Collection entries
▽

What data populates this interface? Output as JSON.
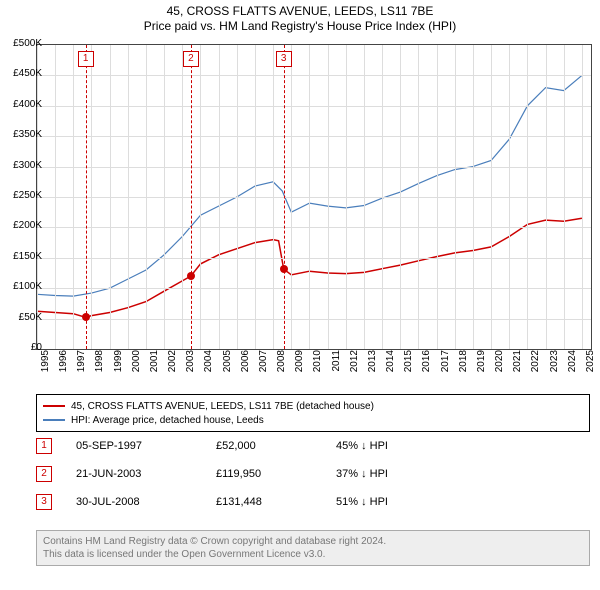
{
  "title": "45, CROSS FLATTS AVENUE, LEEDS, LS11 7BE",
  "subtitle": "Price paid vs. HM Land Registry's House Price Index (HPI)",
  "chart": {
    "type": "line",
    "background_color": "#ffffff",
    "grid_color": "#dddddd",
    "border_color": "#444444",
    "xlim": [
      1995,
      2025.5
    ],
    "ylim": [
      0,
      500000
    ],
    "ytick_step": 50000,
    "ytick_labels": [
      "£0",
      "£50K",
      "£100K",
      "£150K",
      "£200K",
      "£250K",
      "£300K",
      "£350K",
      "£400K",
      "£450K",
      "£500K"
    ],
    "xticks": [
      1995,
      1996,
      1997,
      1998,
      1999,
      2000,
      2001,
      2002,
      2003,
      2004,
      2005,
      2006,
      2007,
      2008,
      2009,
      2010,
      2011,
      2012,
      2013,
      2014,
      2015,
      2016,
      2017,
      2018,
      2019,
      2020,
      2021,
      2022,
      2023,
      2024,
      2025
    ],
    "label_fontsize": 10,
    "series": [
      {
        "name": "property",
        "label": "45, CROSS FLATTS AVENUE, LEEDS, LS11 7BE (detached house)",
        "color": "#cc0000",
        "line_width": 1.5,
        "points": [
          [
            1995,
            62000
          ],
          [
            1996,
            60000
          ],
          [
            1997,
            58000
          ],
          [
            1997.68,
            52000
          ],
          [
            1998,
            55000
          ],
          [
            1999,
            60000
          ],
          [
            2000,
            68000
          ],
          [
            2001,
            78000
          ],
          [
            2002,
            95000
          ],
          [
            2003,
            112000
          ],
          [
            2003.47,
            119950
          ],
          [
            2004,
            140000
          ],
          [
            2005,
            155000
          ],
          [
            2006,
            165000
          ],
          [
            2007,
            175000
          ],
          [
            2008,
            180000
          ],
          [
            2008.3,
            178000
          ],
          [
            2008.58,
            131448
          ],
          [
            2009,
            122000
          ],
          [
            2010,
            128000
          ],
          [
            2011,
            125000
          ],
          [
            2012,
            124000
          ],
          [
            2013,
            126000
          ],
          [
            2014,
            132000
          ],
          [
            2015,
            138000
          ],
          [
            2016,
            145000
          ],
          [
            2017,
            152000
          ],
          [
            2018,
            158000
          ],
          [
            2019,
            162000
          ],
          [
            2020,
            168000
          ],
          [
            2021,
            185000
          ],
          [
            2022,
            205000
          ],
          [
            2023,
            212000
          ],
          [
            2024,
            210000
          ],
          [
            2025,
            215000
          ]
        ]
      },
      {
        "name": "hpi",
        "label": "HPI: Average price, detached house, Leeds",
        "color": "#4a7ebb",
        "line_width": 1.2,
        "points": [
          [
            1995,
            90000
          ],
          [
            1996,
            88000
          ],
          [
            1997,
            87000
          ],
          [
            1998,
            92000
          ],
          [
            1999,
            100000
          ],
          [
            2000,
            115000
          ],
          [
            2001,
            130000
          ],
          [
            2002,
            155000
          ],
          [
            2003,
            185000
          ],
          [
            2004,
            220000
          ],
          [
            2005,
            235000
          ],
          [
            2006,
            250000
          ],
          [
            2007,
            268000
          ],
          [
            2008,
            275000
          ],
          [
            2008.5,
            260000
          ],
          [
            2009,
            225000
          ],
          [
            2010,
            240000
          ],
          [
            2011,
            235000
          ],
          [
            2012,
            232000
          ],
          [
            2013,
            236000
          ],
          [
            2014,
            248000
          ],
          [
            2015,
            258000
          ],
          [
            2016,
            272000
          ],
          [
            2017,
            285000
          ],
          [
            2018,
            295000
          ],
          [
            2019,
            300000
          ],
          [
            2020,
            310000
          ],
          [
            2021,
            345000
          ],
          [
            2022,
            400000
          ],
          [
            2023,
            430000
          ],
          [
            2024,
            425000
          ],
          [
            2025,
            450000
          ]
        ]
      }
    ],
    "transactions": [
      {
        "n": "1",
        "date": "05-SEP-1997",
        "x": 1997.68,
        "price_val": 52000,
        "price": "£52,000",
        "hpi_diff": "45% ↓ HPI"
      },
      {
        "n": "2",
        "date": "21-JUN-2003",
        "x": 2003.47,
        "price_val": 119950,
        "price": "£119,950",
        "hpi_diff": "37% ↓ HPI"
      },
      {
        "n": "3",
        "date": "30-JUL-2008",
        "x": 2008.58,
        "price_val": 131448,
        "price": "£131,448",
        "hpi_diff": "51% ↓ HPI"
      }
    ],
    "txn_line_color": "#cc0000",
    "txn_dot_color": "#cc0000"
  },
  "footer": {
    "l1": "Contains HM Land Registry data © Crown copyright and database right 2024.",
    "l2": "This data is licensed under the Open Government Licence v3.0."
  }
}
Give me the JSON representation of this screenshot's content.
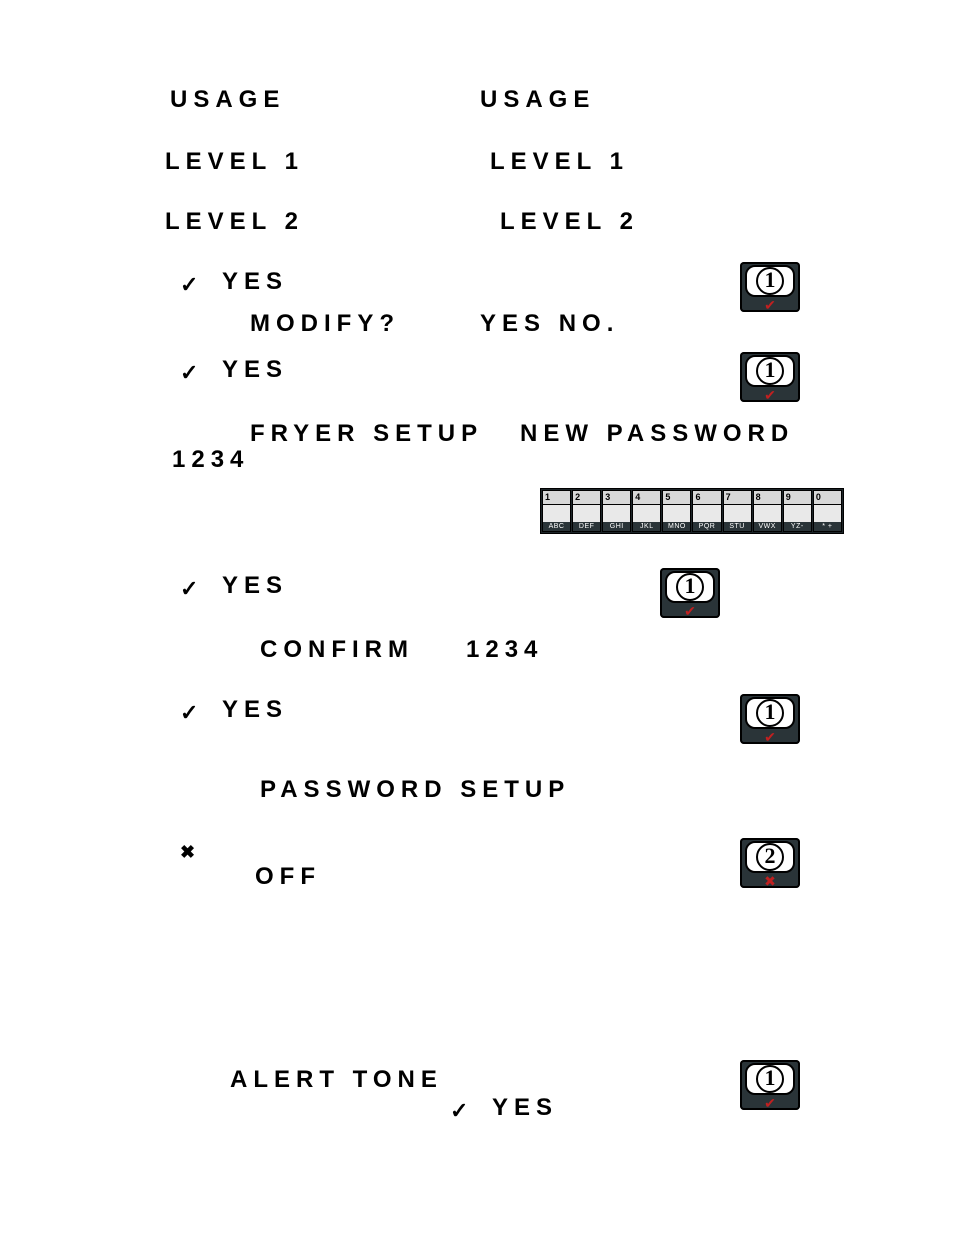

△

What to do
For each line of the listing that holds the word "Registry", show that line.

Written reply
  "subtitle": "Price paid vs. HM Land Registry's House Price Index (HPI)",
    "l1": "Contains HM Land Registry data © Crown copyright and database right 2024.",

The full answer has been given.